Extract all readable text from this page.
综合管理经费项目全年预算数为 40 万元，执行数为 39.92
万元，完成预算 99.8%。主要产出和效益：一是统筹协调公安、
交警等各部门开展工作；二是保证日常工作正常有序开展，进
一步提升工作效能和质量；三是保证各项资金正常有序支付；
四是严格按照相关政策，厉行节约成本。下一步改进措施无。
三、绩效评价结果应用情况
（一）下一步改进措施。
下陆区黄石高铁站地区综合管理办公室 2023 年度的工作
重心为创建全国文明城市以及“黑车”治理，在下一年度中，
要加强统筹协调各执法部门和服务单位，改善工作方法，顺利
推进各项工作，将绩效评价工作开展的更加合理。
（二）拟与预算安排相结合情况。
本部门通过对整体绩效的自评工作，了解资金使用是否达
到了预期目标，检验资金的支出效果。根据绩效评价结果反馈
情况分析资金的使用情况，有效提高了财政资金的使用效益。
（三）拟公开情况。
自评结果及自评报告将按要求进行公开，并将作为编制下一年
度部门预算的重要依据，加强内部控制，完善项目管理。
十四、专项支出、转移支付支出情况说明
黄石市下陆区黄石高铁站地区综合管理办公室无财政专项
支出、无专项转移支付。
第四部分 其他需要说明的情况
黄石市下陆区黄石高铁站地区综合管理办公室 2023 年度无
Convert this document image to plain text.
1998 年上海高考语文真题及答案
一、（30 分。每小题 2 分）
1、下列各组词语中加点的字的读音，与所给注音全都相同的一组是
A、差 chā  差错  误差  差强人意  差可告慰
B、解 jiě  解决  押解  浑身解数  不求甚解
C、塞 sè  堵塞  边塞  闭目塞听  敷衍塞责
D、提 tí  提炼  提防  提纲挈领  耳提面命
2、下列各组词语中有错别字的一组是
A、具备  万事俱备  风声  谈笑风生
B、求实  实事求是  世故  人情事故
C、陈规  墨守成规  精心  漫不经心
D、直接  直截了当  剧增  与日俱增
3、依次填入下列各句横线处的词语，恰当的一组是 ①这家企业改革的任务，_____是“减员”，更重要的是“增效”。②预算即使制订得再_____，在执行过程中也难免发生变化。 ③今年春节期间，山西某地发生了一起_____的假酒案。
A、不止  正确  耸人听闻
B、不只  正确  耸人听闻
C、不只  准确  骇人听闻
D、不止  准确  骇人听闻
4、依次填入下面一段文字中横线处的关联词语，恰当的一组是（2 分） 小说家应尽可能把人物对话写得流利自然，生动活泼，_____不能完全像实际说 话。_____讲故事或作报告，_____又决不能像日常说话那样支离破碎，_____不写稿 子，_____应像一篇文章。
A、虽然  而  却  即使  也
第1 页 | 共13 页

# # #

Reproduce every line of the data verbatim.

Extract all readable text from this page.
综合管理经费项目全年预算数为 40 万元，执行数为 39.92
万元，完成预算 99.8%。主要产出和效益：一是统筹协调公安、
交警等各部门开展工作；二是保证日常工作正常有序开展，进
一步提升工作效能和质量；三是保证各项资金正常有序支付；
四是严格按照相关政策，厉行节约成本。下一步改进措施无。
三、绩效评价结果应用情况
（一）下一步改进措施。
下陆区黄石高铁站地区综合管理办公室 2023 年度的工作
重心为创建全国文明城市以及“黑车”治理，在下一年度中，
要加强统筹协调各执法部门和服务单位，改善工作方法，顺利
推进各项工作，将绩效评价工作开展的更加合理。
（二）拟与预算安排相结合情况。
本部门通过对整体绩效的自评工作，了解资金使用是否达
到了预期目标，检验资金的支出效果。根据绩效评价结果反馈
情况分析资金的使用情况，有效提高了财政资金的使用效益。
（三）拟公开情况。
自评结果及自评报告将按要求进行公开，并将作为编制下一年
度部门预算的重要依据，加强内部控制，完善项目管理。
十四、专项支出、转移支付支出情况说明
黄石市下陆区黄石高铁站地区综合管理办公室无财政专项
支出、无专项转移支付。
第四部分 其他需要说明的情况
黄石市下陆区黄石高铁站地区综合管理办公室 2023 年度无
Convert this document image to plain text.
1998 年上海高考语文真题及答案
一、（30 分。每小题 2 分）
1、下列各组词语中加点的字的读音，与所给注音全都相同的一组是
A、差 chā  差错  误差  差强人意  差可告慰
B、解 jiě  解决  押解  浑身解数  不求甚解
C、塞 sè  堵塞  边塞  闭目塞听  敷衍塞责
D、提 tí  提炼  提防  提纲挈领  耳提面命
2、下列各组词语中有错别字的一组是
A、具备  万事俱备  风声  谈笑风生
B、求实  实事求是  世故  人情事故
C、陈规  墨守成规  精心  漫不经心
D、直接  直截了当  剧增  与日俱增
3、依次填入下列各句横线处的词语，恰当的一组是 ①这家企业改革的任务，_____是“减员”，更重要的是“增效”。②预算即使制订得再_____，在执行过程中也难免发生变化。 ③今年春节期间，山西某地发生了一起_____的假酒案。
A、不止  正确  耸人听闻
B、不只  正确  耸人听闻
C、不只  准确  骇人听闻
D、不止  准确  骇人听闻
4、依次填入下面一段文字中横线处的关联词语，恰当的一组是（2 分） 小说家应尽可能把人物对话写得流利自然，生动活泼，_____不能完全像实际说 话。_____讲故事或作报告，_____又决不能像日常说话那样支离破碎，_____不写稿 子，_____应像一篇文章。
A、虽然  而  却  即使  也
第1 页 | 共13 页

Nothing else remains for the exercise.